Identify all lines below that hold "document" and collect them.

==== THE RECORDS ====

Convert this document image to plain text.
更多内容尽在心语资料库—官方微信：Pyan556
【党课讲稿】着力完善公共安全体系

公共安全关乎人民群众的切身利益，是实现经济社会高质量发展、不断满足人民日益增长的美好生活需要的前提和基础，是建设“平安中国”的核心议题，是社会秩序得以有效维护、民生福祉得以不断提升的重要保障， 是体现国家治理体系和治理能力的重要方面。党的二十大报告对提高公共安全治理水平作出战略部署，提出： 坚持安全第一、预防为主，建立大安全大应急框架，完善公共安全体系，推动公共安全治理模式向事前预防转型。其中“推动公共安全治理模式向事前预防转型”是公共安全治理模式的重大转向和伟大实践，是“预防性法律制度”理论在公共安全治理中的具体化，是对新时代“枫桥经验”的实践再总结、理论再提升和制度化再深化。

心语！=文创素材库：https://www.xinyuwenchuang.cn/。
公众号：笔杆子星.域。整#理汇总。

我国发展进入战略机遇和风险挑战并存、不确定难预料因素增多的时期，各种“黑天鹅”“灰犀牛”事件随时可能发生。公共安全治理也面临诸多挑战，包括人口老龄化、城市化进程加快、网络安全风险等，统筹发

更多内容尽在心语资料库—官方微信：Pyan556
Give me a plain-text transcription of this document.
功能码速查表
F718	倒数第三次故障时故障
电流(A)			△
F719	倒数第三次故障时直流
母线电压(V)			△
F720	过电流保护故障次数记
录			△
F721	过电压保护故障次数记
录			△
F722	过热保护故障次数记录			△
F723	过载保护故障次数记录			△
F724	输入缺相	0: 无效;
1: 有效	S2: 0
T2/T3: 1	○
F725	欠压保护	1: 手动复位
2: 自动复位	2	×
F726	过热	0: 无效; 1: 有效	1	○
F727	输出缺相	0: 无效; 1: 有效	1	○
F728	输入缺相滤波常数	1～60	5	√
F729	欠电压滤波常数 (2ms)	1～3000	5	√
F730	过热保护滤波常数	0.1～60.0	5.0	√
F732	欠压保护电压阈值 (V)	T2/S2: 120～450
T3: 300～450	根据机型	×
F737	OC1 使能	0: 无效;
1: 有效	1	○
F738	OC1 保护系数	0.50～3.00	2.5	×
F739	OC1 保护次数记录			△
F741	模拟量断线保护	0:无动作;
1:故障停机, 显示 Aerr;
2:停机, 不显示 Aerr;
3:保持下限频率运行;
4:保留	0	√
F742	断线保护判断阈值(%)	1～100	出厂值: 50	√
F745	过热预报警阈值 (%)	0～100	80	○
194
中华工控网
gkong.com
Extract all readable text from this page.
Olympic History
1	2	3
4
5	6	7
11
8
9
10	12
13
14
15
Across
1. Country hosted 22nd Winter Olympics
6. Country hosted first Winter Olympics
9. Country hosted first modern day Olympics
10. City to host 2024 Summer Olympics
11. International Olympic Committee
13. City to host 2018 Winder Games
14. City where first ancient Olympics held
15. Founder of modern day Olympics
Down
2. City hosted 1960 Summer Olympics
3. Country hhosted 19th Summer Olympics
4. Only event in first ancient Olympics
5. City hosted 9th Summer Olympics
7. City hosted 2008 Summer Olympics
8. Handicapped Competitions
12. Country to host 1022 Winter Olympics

====

ANSWER BELOW
Convert this document image to plain text.
Give me a plain-text transcription of this document.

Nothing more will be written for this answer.